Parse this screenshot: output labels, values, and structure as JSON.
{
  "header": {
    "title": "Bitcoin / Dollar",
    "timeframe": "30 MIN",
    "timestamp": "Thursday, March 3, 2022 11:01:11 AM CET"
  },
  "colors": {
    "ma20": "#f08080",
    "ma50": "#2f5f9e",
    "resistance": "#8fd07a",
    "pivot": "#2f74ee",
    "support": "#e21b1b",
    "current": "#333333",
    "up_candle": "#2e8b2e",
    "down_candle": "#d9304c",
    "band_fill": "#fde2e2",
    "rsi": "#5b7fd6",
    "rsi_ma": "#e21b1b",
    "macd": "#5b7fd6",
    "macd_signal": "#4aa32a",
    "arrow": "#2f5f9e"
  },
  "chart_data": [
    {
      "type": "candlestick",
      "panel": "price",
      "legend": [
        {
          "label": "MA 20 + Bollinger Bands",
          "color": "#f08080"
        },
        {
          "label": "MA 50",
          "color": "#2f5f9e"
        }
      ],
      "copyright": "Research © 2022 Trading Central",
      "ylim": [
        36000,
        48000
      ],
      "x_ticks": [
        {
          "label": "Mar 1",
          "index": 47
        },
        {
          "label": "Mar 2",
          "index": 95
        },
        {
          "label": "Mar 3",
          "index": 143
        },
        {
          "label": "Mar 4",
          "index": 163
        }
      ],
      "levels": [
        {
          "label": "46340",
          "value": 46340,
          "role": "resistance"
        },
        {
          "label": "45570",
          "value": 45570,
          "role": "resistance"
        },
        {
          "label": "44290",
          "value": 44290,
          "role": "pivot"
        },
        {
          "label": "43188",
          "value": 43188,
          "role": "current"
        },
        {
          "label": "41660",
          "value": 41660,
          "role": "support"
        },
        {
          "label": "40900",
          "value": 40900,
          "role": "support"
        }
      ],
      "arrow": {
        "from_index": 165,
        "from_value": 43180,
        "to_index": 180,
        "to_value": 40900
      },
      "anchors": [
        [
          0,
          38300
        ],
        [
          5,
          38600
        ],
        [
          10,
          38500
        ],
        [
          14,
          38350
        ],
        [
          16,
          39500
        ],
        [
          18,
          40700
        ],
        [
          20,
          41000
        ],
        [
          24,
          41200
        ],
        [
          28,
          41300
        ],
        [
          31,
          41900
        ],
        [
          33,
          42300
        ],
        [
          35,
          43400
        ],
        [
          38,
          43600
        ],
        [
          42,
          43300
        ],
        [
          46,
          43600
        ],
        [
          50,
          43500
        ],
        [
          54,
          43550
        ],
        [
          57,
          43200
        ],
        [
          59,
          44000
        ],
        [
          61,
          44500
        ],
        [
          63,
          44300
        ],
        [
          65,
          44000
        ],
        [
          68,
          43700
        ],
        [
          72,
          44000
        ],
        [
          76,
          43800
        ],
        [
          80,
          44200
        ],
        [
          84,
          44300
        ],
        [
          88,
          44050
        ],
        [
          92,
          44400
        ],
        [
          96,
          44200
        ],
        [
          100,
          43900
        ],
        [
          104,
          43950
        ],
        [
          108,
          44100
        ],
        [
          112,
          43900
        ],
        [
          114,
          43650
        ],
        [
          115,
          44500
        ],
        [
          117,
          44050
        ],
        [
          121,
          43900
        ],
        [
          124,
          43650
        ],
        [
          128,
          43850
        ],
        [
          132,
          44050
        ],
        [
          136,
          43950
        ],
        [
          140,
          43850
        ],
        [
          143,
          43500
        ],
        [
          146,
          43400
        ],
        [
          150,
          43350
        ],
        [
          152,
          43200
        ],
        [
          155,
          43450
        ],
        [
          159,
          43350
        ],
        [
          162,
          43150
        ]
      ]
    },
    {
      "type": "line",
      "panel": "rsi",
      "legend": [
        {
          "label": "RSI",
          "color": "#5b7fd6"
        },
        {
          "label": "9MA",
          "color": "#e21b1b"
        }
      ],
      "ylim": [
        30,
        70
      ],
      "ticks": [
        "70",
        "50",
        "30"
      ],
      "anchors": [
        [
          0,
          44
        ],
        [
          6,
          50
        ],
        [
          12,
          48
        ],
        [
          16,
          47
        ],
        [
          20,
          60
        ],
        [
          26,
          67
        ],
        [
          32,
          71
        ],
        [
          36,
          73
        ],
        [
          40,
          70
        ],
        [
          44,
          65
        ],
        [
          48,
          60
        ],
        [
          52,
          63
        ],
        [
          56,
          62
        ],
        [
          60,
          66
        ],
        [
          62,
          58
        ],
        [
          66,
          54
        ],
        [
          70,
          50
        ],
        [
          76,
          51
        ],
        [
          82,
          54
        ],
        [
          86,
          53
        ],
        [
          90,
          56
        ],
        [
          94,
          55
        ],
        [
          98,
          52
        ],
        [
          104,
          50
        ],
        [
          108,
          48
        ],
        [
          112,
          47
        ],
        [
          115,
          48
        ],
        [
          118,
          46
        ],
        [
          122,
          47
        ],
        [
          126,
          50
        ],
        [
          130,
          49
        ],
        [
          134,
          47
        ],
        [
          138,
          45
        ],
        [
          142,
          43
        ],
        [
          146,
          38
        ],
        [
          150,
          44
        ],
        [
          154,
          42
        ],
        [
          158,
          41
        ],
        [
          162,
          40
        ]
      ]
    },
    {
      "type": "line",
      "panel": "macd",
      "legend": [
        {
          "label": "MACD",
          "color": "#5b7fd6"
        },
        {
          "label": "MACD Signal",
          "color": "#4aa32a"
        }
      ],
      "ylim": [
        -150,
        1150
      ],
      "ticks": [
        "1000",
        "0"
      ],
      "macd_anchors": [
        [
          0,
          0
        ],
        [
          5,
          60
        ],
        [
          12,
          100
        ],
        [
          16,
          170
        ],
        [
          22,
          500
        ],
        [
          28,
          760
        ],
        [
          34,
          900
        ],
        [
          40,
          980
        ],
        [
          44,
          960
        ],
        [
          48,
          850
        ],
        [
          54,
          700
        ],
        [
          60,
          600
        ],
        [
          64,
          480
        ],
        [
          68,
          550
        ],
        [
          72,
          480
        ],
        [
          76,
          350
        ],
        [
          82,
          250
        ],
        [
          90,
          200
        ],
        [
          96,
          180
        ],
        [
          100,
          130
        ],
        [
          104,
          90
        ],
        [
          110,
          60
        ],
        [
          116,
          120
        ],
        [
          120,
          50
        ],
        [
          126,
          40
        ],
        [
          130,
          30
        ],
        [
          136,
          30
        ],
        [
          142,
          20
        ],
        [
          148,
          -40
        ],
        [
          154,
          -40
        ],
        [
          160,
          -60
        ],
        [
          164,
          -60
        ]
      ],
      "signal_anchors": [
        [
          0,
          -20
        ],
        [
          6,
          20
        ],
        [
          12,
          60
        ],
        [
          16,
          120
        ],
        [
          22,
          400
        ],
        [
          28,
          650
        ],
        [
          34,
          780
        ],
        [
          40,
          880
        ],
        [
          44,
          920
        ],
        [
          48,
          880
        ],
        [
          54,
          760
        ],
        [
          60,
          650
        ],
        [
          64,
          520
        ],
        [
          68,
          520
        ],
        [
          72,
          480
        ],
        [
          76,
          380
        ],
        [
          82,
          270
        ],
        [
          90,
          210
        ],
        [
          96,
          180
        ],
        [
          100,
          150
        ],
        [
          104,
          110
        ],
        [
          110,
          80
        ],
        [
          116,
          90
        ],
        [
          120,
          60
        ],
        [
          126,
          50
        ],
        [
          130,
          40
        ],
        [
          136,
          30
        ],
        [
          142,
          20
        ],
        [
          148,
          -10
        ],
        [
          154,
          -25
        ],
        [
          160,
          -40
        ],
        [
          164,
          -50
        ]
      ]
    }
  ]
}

------------------------------------------------------------

# Instruction
All of the material above needs to be retyped word for word.

# Finished task
Parse this screenshot: output labels, values, and structure as JSON.
{
  "header": {
    "title": "Bitcoin / Dollar",
    "timeframe": "30 MIN",
    "timestamp": "Thursday, March 3, 2022 11:01:11 AM CET"
  },
  "colors": {
    "ma20": "#f08080",
    "ma50": "#2f5f9e",
    "resistance": "#8fd07a",
    "pivot": "#2f74ee",
    "support": "#e21b1b",
    "current": "#333333",
    "up_candle": "#2e8b2e",
    "down_candle": "#d9304c",
    "band_fill": "#fde2e2",
    "rsi": "#5b7fd6",
    "rsi_ma": "#e21b1b",
    "macd": "#5b7fd6",
    "macd_signal": "#4aa32a",
    "arrow": "#2f5f9e"
  },
  "chart_data": [
    {
      "type": "candlestick",
      "panel": "price",
      "legend": [
        {
          "label": "MA 20 + Bollinger Bands",
          "color": "#f08080"
        },
        {
          "label": "MA 50",
          "color": "#2f5f9e"
        }
      ],
      "copyright": "Research © 2022 Trading Central",
      "ylim": [
        36000,
        48000
      ],
      "x_ticks": [
        {
          "label": "Mar 1",
          "index": 47
        },
        {
          "label": "Mar 2",
          "index": 95
        },
        {
          "label": "Mar 3",
          "index": 143
        },
        {
          "label": "Mar 4",
          "index": 163
        }
      ],
      "levels": [
        {
          "label": "46340",
          "value": 46340,
          "role": "resistance"
        },
        {
          "label": "45570",
          "value": 45570,
          "role": "resistance"
        },
        {
          "label": "44290",
          "value": 44290,
          "role": "pivot"
        },
        {
          "label": "43188",
          "value": 43188,
          "role": "current"
        },
        {
          "label": "41660",
          "value": 41660,
          "role": "support"
        },
        {
          "label": "40900",
          "value": 40900,
          "role": "support"
        }
      ],
      "arrow": {
        "from_index": 165,
        "from_value": 43180,
        "to_index": 180,
        "to_value": 40900
      },
      "anchors": [
        [
          0,
          38300
        ],
        [
          5,
          38600
        ],
        [
          10,
          38500
        ],
        [
          14,
          38350
        ],
        [
          16,
          39500
        ],
        [
          18,
          40700
        ],
        [
          20,
          41000
        ],
        [
          24,
          41200
        ],
        [
          28,
          41300
        ],
        [
          31,
          41900
        ],
        [
          33,
          42300
        ],
        [
          35,
          43400
        ],
        [
          38,
          43600
        ],
        [
          42,
          43300
        ],
        [
          46,
          43600
        ],
        [
          50,
          43500
        ],
        [
          54,
          43550
        ],
        [
          57,
          43200
        ],
        [
          59,
          44000
        ],
        [
          61,
          44500
        ],
        [
          63,
          44300
        ],
        [
          65,
          44000
        ],
        [
          68,
          43700
        ],
        [
          72,
          44000
        ],
        [
          76,
          43800
        ],
        [
          80,
          44200
        ],
        [
          84,
          44300
        ],
        [
          88,
          44050
        ],
        [
          92,
          44400
        ],
        [
          96,
          44200
        ],
        [
          100,
          43900
        ],
        [
          104,
          43950
        ],
        [
          108,
          44100
        ],
        [
          112,
          43900
        ],
        [
          114,
          43650
        ],
        [
          115,
          44500
        ],
        [
          117,
          44050
        ],
        [
          121,
          43900
        ],
        [
          124,
          43650
        ],
        [
          128,
          43850
        ],
        [
          132,
          44050
        ],
        [
          136,
          43950
        ],
        [
          140,
          43850
        ],
        [
          143,
          43500
        ],
        [
          146,
          43400
        ],
        [
          150,
          43350
        ],
        [
          152,
          43200
        ],
        [
          155,
          43450
        ],
        [
          159,
          43350
        ],
        [
          162,
          43150
        ]
      ]
    },
    {
      "type": "line",
      "panel": "rsi",
      "legend": [
        {
          "label": "RSI",
          "color": "#5b7fd6"
        },
        {
          "label": "9MA",
          "color": "#e21b1b"
        }
      ],
      "ylim": [
        30,
        70
      ],
      "ticks": [
        "70",
        "50",
        "30"
      ],
      "anchors": [
        [
          0,
          44
        ],
        [
          6,
          50
        ],
        [
          12,
          48
        ],
        [
          16,
          47
        ],
        [
          20,
          60
        ],
        [
          26,
          67
        ],
        [
          32,
          71
        ],
        [
          36,
          73
        ],
        [
          40,
          70
        ],
        [
          44,
          65
        ],
        [
          48,
          60
        ],
        [
          52,
          63
        ],
        [
          56,
          62
        ],
        [
          60,
          66
        ],
        [
          62,
          58
        ],
        [
          66,
          54
        ],
        [
          70,
          50
        ],
        [
          76,
          51
        ],
        [
          82,
          54
        ],
        [
          86,
          53
        ],
        [
          90,
          56
        ],
        [
          94,
          55
        ],
        [
          98,
          52
        ],
        [
          104,
          50
        ],
        [
          108,
          48
        ],
        [
          112,
          47
        ],
        [
          115,
          48
        ],
        [
          118,
          46
        ],
        [
          122,
          47
        ],
        [
          126,
          50
        ],
        [
          130,
          49
        ],
        [
          134,
          47
        ],
        [
          138,
          45
        ],
        [
          142,
          43
        ],
        [
          146,
          38
        ],
        [
          150,
          44
        ],
        [
          154,
          42
        ],
        [
          158,
          41
        ],
        [
          162,
          40
        ]
      ]
    },
    {
      "type": "line",
      "panel": "macd",
      "legend": [
        {
          "label": "MACD",
          "color": "#5b7fd6"
        },
        {
          "label": "MACD Signal",
          "color": "#4aa32a"
        }
      ],
      "ylim": [
        -150,
        1150
      ],
      "ticks": [
        "1000",
        "0"
      ],
      "macd_anchors": [
        [
          0,
          0
        ],
        [
          5,
          60
        ],
        [
          12,
          100
        ],
        [
          16,
          170
        ],
        [
          22,
          500
        ],
        [
          28,
          760
        ],
        [
          34,
          900
        ],
        [
          40,
          980
        ],
        [
          44,
          960
        ],
        [
          48,
          850
        ],
        [
          54,
          700
        ],
        [
          60,
          600
        ],
        [
          64,
          480
        ],
        [
          68,
          550
        ],
        [
          72,
          480
        ],
        [
          76,
          350
        ],
        [
          82,
          250
        ],
        [
          90,
          200
        ],
        [
          96,
          180
        ],
        [
          100,
          130
        ],
        [
          104,
          90
        ],
        [
          110,
          60
        ],
        [
          116,
          120
        ],
        [
          120,
          50
        ],
        [
          126,
          40
        ],
        [
          130,
          30
        ],
        [
          136,
          30
        ],
        [
          142,
          20
        ],
        [
          148,
          -40
        ],
        [
          154,
          -40
        ],
        [
          160,
          -60
        ],
        [
          164,
          -60
        ]
      ],
      "signal_anchors": [
        [
          0,
          -20
        ],
        [
          6,
          20
        ],
        [
          12,
          60
        ],
        [
          16,
          120
        ],
        [
          22,
          400
        ],
        [
          28,
          650
        ],
        [
          34,
          780
        ],
        [
          40,
          880
        ],
        [
          44,
          920
        ],
        [
          48,
          880
        ],
        [
          54,
          760
        ],
        [
          60,
          650
        ],
        [
          64,
          520
        ],
        [
          68,
          520
        ],
        [
          72,
          480
        ],
        [
          76,
          380
        ],
        [
          82,
          270
        ],
        [
          90,
          210
        ],
        [
          96,
          180
        ],
        [
          100,
          150
        ],
        [
          104,
          110
        ],
        [
          110,
          80
        ],
        [
          116,
          90
        ],
        [
          120,
          60
        ],
        [
          126,
          50
        ],
        [
          130,
          40
        ],
        [
          136,
          30
        ],
        [
          142,
          20
        ],
        [
          148,
          -10
        ],
        [
          154,
          -25
        ],
        [
          160,
          -40
        ],
        [
          164,
          -50
        ]
      ]
    }
  ]
}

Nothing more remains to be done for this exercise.